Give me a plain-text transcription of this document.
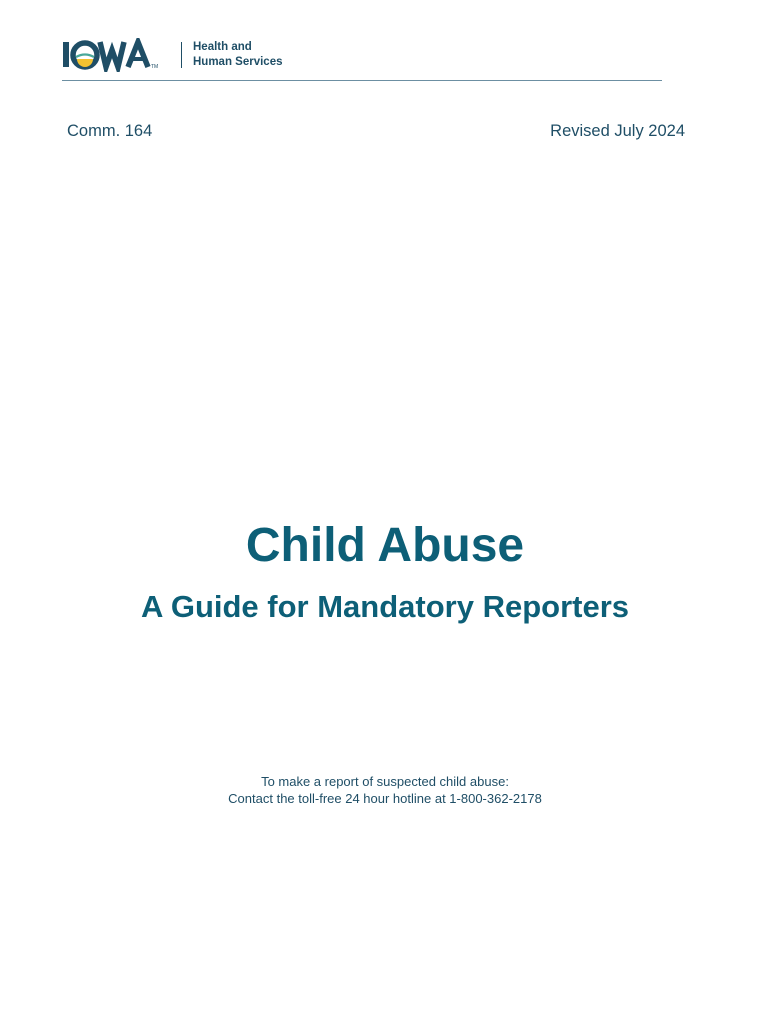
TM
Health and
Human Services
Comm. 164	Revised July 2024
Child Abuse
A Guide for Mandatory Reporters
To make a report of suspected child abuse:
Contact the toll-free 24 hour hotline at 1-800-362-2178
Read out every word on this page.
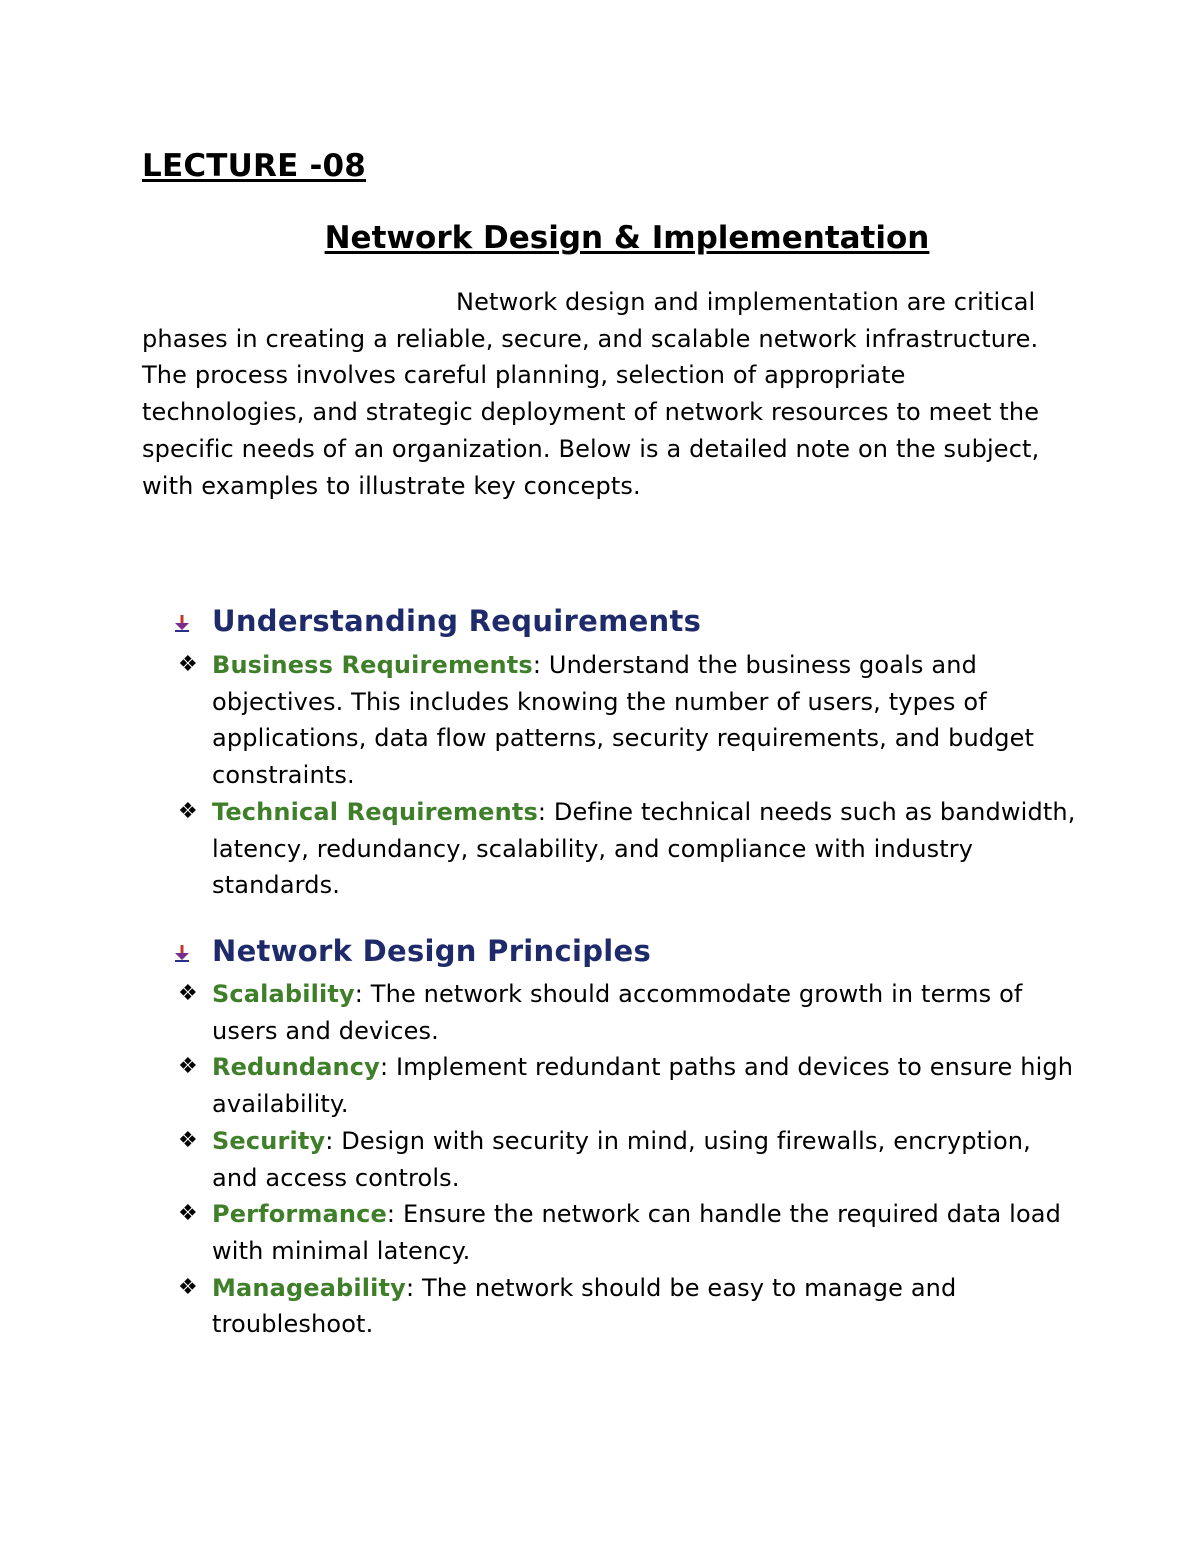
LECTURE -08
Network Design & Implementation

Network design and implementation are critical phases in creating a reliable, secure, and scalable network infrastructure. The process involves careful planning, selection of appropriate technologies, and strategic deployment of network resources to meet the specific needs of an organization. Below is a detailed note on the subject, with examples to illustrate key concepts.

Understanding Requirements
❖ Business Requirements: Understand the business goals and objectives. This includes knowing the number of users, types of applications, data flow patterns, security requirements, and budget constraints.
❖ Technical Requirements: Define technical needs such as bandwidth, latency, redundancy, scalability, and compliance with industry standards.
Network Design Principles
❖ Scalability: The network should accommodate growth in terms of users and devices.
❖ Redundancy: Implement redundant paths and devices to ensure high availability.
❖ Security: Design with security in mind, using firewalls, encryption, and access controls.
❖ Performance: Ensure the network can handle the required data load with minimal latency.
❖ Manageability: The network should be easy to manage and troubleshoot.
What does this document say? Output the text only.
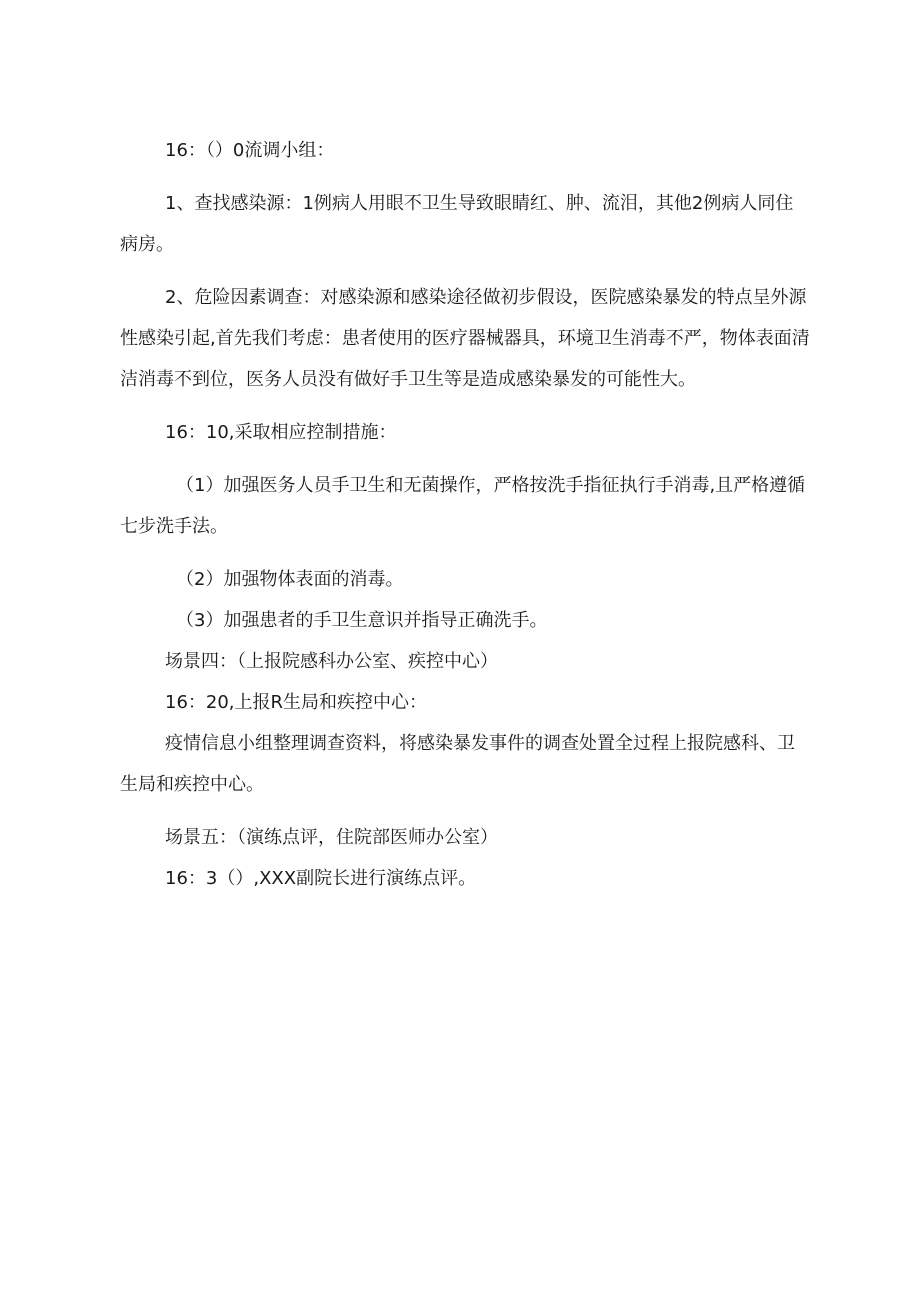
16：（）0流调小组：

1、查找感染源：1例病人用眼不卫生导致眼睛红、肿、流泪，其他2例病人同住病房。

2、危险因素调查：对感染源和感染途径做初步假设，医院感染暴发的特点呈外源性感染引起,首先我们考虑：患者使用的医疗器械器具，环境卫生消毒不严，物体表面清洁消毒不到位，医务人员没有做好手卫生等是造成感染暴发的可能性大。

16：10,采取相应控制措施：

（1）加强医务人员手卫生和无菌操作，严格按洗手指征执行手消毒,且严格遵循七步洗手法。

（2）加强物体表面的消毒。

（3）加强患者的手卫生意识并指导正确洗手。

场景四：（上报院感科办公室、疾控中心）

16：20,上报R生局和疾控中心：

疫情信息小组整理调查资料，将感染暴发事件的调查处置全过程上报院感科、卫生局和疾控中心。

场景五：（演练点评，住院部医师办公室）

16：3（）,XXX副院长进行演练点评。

◇ ◇ ◇ ◇ ◇

Exercise requirements
Omit the pictures, then quote the rest of the material above exactly.

Completed task
Give me a plain-text transcription of this document.
TM
Health and
Human Services
Comm. 164	Revised July 2024
Child Abuse
A Guide for Mandatory Reporters
To make a report of suspected child abuse:
Contact the toll-free 24 hour hotline at 1-800-362-2178
Read out every word on this page.
LECTURE -08
Network Design & Implementation

Network design and implementation are critical phases in creating a reliable, secure, and scalable network infrastructure. The process involves careful planning, selection of appropriate technologies, and strategic deployment of network resources to meet the specific needs of an organization. Below is a detailed note on the subject, with examples to illustrate key concepts.

Understanding Requirements
❖ Business Requirements: Understand the business goals and objectives. This includes knowing the number of users, types of applications, data flow patterns, security requirements, and budget constraints.
❖ Technical Requirements: Define technical needs such as bandwidth, latency, redundancy, scalability, and compliance with industry standards.
Network Design Principles
❖ Scalability: The network should accommodate growth in terms of users and devices.
❖ Redundancy: Implement redundant paths and devices to ensure high availability.
❖ Security: Design with security in mind, using firewalls, encryption, and access controls.
❖ Performance: Ensure the network can handle the required data load with minimal latency.
❖ Manageability: The network should be easy to manage and troubleshoot.
What does this document say? Output the text only.
16：（）0流调小组：

1、查找感染源：1例病人用眼不卫生导致眼睛红、肿、流泪，其他2例病人同住病房。

2、危险因素调查：对感染源和感染途径做初步假设，医院感染暴发的特点呈外源性感染引起,首先我们考虑：患者使用的医疗器械器具，环境卫生消毒不严，物体表面清洁消毒不到位，医务人员没有做好手卫生等是造成感染暴发的可能性大。

16：10,采取相应控制措施：

（1）加强医务人员手卫生和无菌操作，严格按洗手指征执行手消毒,且严格遵循七步洗手法。

（2）加强物体表面的消毒。

（3）加强患者的手卫生意识并指导正确洗手。

场景四：（上报院感科办公室、疾控中心）

16：20,上报R生局和疾控中心：

疫情信息小组整理调查资料，将感染暴发事件的调查处置全过程上报院感科、卫生局和疾控中心。

场景五：（演练点评，住院部医师办公室）

16：3（）,XXX副院长进行演练点评。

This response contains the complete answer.